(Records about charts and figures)
◇ ◇ ◇
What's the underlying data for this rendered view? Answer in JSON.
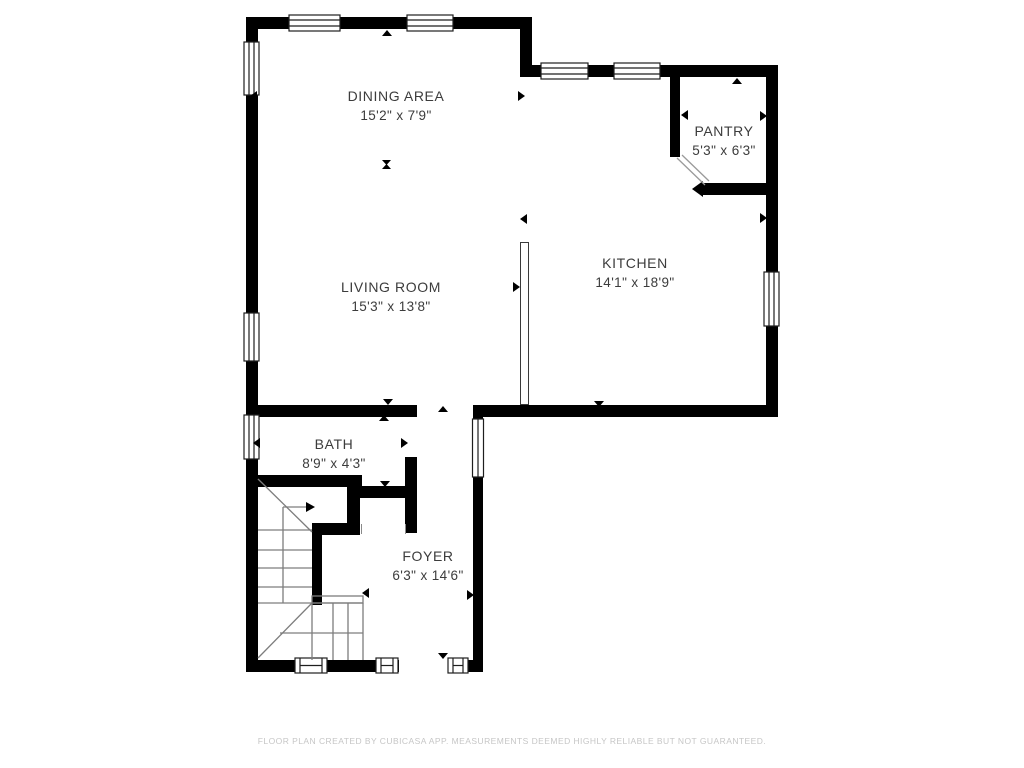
{
  "rooms": {
    "dining": {
      "label": "DINING AREA",
      "dimensions": "15'2\" x 7'9\""
    },
    "pantry": {
      "label": "PANTRY",
      "dimensions": "5'3\" x 6'3\""
    },
    "kitchen": {
      "label": "KITCHEN",
      "dimensions": "14'1\" x 18'9\""
    },
    "living": {
      "label": "LIVING ROOM",
      "dimensions": "15'3\" x 13'8\""
    },
    "bath": {
      "label": "BATH",
      "dimensions": "8'9\" x 4'3\""
    },
    "foyer": {
      "label": "FOYER",
      "dimensions": "6'3\" x 14'6\""
    }
  },
  "footer": {
    "disclaimer": "FLOOR PLAN CREATED BY CUBICASA APP. MEASUREMENTS DEEMED HIGHLY RELIABLE BUT NOT GUARANTEED."
  },
  "colors": {
    "background": "#ffffff",
    "wall": "#000000",
    "stair_line": "#7d7d7d",
    "label_text": "#3c3c3c",
    "footer_text": "#c6c6c6"
  }
}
◇ ◇ ◇
Requirements: Omit any images, then output the listing exactly.

Response to this exercise:
What's the underlying data for this rendered view? Answer in JSON.
{
  "rooms": {
    "dining": {
      "label": "DINING AREA",
      "dimensions": "15'2\" x 7'9\""
    },
    "pantry": {
      "label": "PANTRY",
      "dimensions": "5'3\" x 6'3\""
    },
    "kitchen": {
      "label": "KITCHEN",
      "dimensions": "14'1\" x 18'9\""
    },
    "living": {
      "label": "LIVING ROOM",
      "dimensions": "15'3\" x 13'8\""
    },
    "bath": {
      "label": "BATH",
      "dimensions": "8'9\" x 4'3\""
    },
    "foyer": {
      "label": "FOYER",
      "dimensions": "6'3\" x 14'6\""
    }
  },
  "footer": {
    "disclaimer": "FLOOR PLAN CREATED BY CUBICASA APP. MEASUREMENTS DEEMED HIGHLY RELIABLE BUT NOT GUARANTEED."
  },
  "colors": {
    "background": "#ffffff",
    "wall": "#000000",
    "stair_line": "#7d7d7d",
    "label_text": "#3c3c3c",
    "footer_text": "#c6c6c6"
  }
}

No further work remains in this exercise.